| Task brief |
For each line below that includes the word "name", make a copy.

| Data for the task |
--- start ---
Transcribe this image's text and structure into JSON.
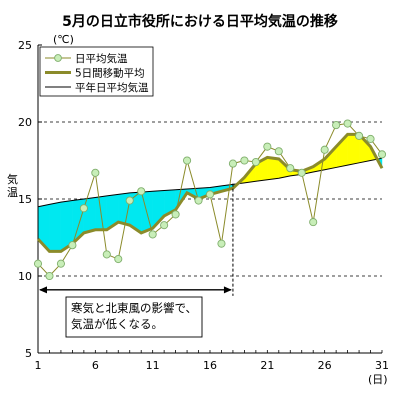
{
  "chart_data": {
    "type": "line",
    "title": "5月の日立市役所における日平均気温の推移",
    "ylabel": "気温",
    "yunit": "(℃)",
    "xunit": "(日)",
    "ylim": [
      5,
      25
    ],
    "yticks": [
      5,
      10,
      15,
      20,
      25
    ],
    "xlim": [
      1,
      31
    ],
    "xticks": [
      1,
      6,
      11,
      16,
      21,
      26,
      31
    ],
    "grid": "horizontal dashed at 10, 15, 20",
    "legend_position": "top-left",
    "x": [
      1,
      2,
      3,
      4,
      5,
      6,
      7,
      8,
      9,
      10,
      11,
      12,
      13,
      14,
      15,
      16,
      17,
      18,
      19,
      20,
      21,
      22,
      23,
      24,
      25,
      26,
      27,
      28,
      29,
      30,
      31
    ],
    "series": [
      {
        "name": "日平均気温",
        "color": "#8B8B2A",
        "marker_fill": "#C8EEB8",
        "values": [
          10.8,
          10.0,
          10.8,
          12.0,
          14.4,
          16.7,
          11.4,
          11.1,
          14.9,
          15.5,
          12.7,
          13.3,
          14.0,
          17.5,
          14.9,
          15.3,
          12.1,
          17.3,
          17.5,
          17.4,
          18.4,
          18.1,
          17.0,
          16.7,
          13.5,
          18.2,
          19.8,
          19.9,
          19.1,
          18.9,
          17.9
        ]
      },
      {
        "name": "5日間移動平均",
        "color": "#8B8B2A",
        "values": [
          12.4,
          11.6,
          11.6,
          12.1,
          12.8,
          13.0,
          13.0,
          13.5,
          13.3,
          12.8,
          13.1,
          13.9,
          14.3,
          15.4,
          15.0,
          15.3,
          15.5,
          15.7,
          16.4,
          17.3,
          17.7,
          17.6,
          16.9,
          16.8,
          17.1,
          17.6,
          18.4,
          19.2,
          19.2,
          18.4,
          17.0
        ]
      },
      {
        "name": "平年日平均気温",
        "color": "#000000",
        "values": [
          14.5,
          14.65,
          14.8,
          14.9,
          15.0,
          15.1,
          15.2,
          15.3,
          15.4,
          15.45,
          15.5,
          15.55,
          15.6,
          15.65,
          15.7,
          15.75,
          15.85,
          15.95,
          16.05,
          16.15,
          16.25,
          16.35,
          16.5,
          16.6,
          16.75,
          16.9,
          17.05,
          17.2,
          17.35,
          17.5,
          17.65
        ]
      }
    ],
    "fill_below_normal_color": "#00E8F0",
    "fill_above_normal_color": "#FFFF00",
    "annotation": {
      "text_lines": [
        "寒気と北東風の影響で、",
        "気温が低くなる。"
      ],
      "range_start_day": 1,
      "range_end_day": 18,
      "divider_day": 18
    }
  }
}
--- end ---
| The answer |
        "name": "日平均気温",
        "name": "5日間移動平均",
        "name": "平年日平均気温",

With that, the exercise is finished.